■ STATED EXERCISE:
Copy each line in the data that includes the word "Incident".

Excerpts from a figure dataset

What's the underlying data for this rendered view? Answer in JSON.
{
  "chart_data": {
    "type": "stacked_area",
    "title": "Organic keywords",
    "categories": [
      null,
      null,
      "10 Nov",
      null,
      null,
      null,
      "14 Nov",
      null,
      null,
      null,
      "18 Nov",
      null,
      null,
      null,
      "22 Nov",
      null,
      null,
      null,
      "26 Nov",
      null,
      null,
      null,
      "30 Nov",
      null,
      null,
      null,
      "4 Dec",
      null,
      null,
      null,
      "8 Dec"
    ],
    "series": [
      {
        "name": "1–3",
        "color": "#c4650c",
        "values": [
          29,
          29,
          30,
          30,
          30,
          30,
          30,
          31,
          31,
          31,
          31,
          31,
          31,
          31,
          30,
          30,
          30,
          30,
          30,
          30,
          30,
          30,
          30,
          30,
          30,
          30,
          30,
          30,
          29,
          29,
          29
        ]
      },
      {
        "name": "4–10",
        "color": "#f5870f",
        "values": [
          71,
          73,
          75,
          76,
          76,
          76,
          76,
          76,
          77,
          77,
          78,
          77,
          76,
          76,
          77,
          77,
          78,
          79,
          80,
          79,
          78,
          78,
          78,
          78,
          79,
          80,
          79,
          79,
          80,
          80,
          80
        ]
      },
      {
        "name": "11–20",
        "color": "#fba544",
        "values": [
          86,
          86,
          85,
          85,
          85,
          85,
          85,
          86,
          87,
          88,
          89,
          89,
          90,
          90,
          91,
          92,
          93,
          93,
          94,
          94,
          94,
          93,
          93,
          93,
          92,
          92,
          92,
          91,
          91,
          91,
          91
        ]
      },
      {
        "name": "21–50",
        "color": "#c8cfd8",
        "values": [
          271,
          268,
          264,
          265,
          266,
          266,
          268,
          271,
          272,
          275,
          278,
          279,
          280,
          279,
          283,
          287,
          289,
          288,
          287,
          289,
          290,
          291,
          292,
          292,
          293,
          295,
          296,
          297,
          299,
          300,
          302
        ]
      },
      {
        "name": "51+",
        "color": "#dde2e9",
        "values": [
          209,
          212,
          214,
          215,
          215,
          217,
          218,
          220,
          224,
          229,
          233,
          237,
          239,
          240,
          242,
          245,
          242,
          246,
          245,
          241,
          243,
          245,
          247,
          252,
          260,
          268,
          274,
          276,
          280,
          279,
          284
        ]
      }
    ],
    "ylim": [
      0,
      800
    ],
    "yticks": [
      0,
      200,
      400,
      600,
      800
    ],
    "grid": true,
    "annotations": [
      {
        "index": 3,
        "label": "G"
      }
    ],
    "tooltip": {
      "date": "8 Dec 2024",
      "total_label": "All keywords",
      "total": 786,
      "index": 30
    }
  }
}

--

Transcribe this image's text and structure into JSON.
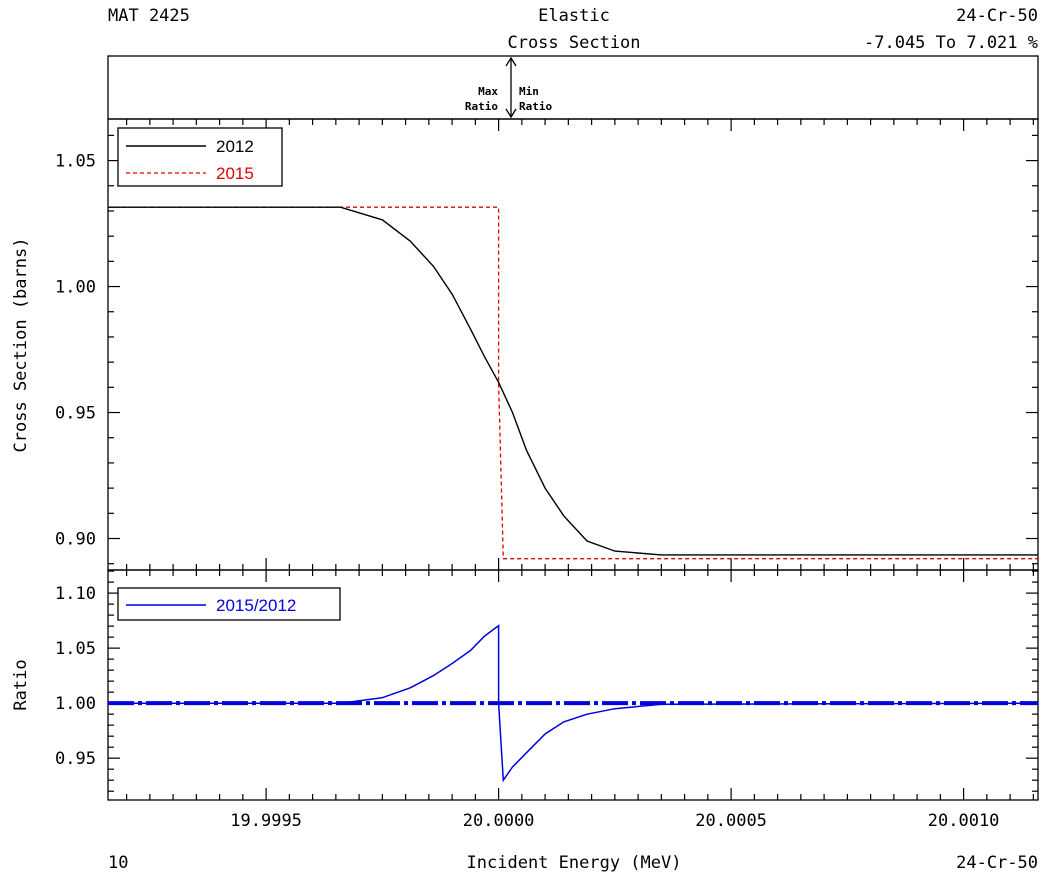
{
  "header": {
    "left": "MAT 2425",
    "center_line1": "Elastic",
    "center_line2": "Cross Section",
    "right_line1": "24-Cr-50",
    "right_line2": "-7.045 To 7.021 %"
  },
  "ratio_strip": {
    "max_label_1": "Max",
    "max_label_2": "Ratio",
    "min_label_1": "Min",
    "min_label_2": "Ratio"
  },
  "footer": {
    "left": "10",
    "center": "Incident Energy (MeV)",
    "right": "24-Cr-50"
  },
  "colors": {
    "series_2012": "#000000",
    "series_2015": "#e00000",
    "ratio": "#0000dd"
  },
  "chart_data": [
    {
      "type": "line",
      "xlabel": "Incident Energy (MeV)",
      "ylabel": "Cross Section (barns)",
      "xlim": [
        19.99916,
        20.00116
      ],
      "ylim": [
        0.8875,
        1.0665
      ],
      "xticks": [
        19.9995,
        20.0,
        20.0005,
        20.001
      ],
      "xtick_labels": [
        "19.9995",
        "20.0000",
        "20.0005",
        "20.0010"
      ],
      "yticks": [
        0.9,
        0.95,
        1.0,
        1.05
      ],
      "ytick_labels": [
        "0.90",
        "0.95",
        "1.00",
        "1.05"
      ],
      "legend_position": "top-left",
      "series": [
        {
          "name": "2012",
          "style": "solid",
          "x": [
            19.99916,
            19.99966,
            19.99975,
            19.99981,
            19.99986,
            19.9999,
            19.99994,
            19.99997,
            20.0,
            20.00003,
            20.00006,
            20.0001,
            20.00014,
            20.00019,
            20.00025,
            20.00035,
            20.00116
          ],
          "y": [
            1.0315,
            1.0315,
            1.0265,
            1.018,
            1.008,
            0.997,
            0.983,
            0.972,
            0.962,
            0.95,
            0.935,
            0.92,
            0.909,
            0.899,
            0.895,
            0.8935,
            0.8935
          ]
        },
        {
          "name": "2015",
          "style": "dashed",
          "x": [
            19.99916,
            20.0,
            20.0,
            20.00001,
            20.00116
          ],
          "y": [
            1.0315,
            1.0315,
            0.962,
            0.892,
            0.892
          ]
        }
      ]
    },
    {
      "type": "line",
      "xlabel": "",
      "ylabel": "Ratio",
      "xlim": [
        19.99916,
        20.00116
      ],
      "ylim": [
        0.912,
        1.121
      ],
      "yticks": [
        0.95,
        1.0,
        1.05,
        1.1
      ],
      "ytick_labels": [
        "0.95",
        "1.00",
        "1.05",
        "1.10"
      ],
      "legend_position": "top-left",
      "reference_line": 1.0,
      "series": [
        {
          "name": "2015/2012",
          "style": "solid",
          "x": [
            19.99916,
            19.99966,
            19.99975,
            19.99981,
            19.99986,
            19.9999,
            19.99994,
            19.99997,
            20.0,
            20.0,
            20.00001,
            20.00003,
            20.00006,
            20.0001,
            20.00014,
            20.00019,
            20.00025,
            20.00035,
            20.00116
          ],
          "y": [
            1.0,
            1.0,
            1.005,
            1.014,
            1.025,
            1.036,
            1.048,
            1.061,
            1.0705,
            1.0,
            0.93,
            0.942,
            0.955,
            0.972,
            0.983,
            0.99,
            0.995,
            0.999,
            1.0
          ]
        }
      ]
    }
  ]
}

■ RIGHT ANSWER:
    "center": "Incident Energy (MeV)",
      "xlabel": "Incident Energy (MeV)",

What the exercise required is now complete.